● JOB:
Read the records and write them out again exactly.
---- ENTRIES
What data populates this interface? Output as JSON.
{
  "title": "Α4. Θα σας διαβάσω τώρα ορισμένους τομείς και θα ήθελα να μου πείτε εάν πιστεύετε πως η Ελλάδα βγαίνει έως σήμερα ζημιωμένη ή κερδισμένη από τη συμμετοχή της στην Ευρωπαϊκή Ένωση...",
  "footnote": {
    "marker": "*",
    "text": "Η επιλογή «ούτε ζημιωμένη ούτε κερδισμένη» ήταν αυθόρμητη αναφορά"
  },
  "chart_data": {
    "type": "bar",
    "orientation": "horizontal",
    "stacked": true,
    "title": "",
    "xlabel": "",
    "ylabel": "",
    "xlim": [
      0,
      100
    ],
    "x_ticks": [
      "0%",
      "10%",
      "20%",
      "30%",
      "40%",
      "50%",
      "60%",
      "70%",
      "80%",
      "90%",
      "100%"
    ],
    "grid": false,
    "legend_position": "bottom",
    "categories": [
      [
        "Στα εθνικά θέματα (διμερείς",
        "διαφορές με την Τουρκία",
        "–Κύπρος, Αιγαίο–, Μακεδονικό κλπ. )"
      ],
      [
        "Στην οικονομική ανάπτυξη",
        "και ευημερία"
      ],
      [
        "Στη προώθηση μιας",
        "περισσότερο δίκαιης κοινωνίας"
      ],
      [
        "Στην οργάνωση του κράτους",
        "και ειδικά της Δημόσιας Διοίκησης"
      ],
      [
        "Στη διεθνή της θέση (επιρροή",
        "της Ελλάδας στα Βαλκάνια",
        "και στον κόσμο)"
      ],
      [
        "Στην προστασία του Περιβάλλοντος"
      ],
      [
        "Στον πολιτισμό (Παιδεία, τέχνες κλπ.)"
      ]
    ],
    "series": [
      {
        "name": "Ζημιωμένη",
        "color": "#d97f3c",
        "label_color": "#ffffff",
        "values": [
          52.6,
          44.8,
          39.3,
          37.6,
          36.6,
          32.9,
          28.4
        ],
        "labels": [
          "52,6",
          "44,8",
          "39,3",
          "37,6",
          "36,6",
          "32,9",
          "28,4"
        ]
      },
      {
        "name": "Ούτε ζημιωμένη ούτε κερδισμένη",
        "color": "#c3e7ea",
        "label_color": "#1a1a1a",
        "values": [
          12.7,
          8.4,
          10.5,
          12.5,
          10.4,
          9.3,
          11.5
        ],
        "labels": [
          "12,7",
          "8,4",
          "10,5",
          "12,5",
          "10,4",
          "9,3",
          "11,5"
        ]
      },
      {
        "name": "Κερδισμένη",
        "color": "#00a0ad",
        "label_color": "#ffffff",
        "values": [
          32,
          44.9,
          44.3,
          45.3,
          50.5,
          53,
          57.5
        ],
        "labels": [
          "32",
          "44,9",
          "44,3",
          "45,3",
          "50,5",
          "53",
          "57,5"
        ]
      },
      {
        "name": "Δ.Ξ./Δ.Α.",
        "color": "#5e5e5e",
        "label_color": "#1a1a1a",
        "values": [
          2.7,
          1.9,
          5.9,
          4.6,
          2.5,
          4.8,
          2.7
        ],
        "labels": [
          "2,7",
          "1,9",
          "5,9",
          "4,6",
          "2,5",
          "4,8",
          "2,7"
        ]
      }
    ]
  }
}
--------
● FINAL ANSWER:
What data populates this interface? Output as JSON.
{
  "title": "Α4. Θα σας διαβάσω τώρα ορισμένους τομείς και θα ήθελα να μου πείτε εάν πιστεύετε πως η Ελλάδα βγαίνει έως σήμερα ζημιωμένη ή κερδισμένη από τη συμμετοχή της στην Ευρωπαϊκή Ένωση...",
  "footnote": {
    "marker": "*",
    "text": "Η επιλογή «ούτε ζημιωμένη ούτε κερδισμένη» ήταν αυθόρμητη αναφορά"
  },
  "chart_data": {
    "type": "bar",
    "orientation": "horizontal",
    "stacked": true,
    "title": "",
    "xlabel": "",
    "ylabel": "",
    "xlim": [
      0,
      100
    ],
    "x_ticks": [
      "0%",
      "10%",
      "20%",
      "30%",
      "40%",
      "50%",
      "60%",
      "70%",
      "80%",
      "90%",
      "100%"
    ],
    "grid": false,
    "legend_position": "bottom",
    "categories": [
      [
        "Στα εθνικά θέματα (διμερείς",
        "διαφορές με την Τουρκία",
        "–Κύπρος, Αιγαίο–, Μακεδονικό κλπ. )"
      ],
      [
        "Στην οικονομική ανάπτυξη",
        "και ευημερία"
      ],
      [
        "Στη προώθηση μιας",
        "περισσότερο δίκαιης κοινωνίας"
      ],
      [
        "Στην οργάνωση του κράτους",
        "και ειδικά της Δημόσιας Διοίκησης"
      ],
      [
        "Στη διεθνή της θέση (επιρροή",
        "της Ελλάδας στα Βαλκάνια",
        "και στον κόσμο)"
      ],
      [
        "Στην προστασία του Περιβάλλοντος"
      ],
      [
        "Στον πολιτισμό (Παιδεία, τέχνες κλπ.)"
      ]
    ],
    "series": [
      {
        "name": "Ζημιωμένη",
        "color": "#d97f3c",
        "label_color": "#ffffff",
        "values": [
          52.6,
          44.8,
          39.3,
          37.6,
          36.6,
          32.9,
          28.4
        ],
        "labels": [
          "52,6",
          "44,8",
          "39,3",
          "37,6",
          "36,6",
          "32,9",
          "28,4"
        ]
      },
      {
        "name": "Ούτε ζημιωμένη ούτε κερδισμένη",
        "color": "#c3e7ea",
        "label_color": "#1a1a1a",
        "values": [
          12.7,
          8.4,
          10.5,
          12.5,
          10.4,
          9.3,
          11.5
        ],
        "labels": [
          "12,7",
          "8,4",
          "10,5",
          "12,5",
          "10,4",
          "9,3",
          "11,5"
        ]
      },
      {
        "name": "Κερδισμένη",
        "color": "#00a0ad",
        "label_color": "#ffffff",
        "values": [
          32,
          44.9,
          44.3,
          45.3,
          50.5,
          53,
          57.5
        ],
        "labels": [
          "32",
          "44,9",
          "44,3",
          "45,3",
          "50,5",
          "53",
          "57,5"
        ]
      },
      {
        "name": "Δ.Ξ./Δ.Α.",
        "color": "#5e5e5e",
        "label_color": "#1a1a1a",
        "values": [
          2.7,
          1.9,
          5.9,
          4.6,
          2.5,
          4.8,
          2.7
        ],
        "labels": [
          "2,7",
          "1,9",
          "5,9",
          "4,6",
          "2,5",
          "4,8",
          "2,7"
        ]
      }
    ]
  }
}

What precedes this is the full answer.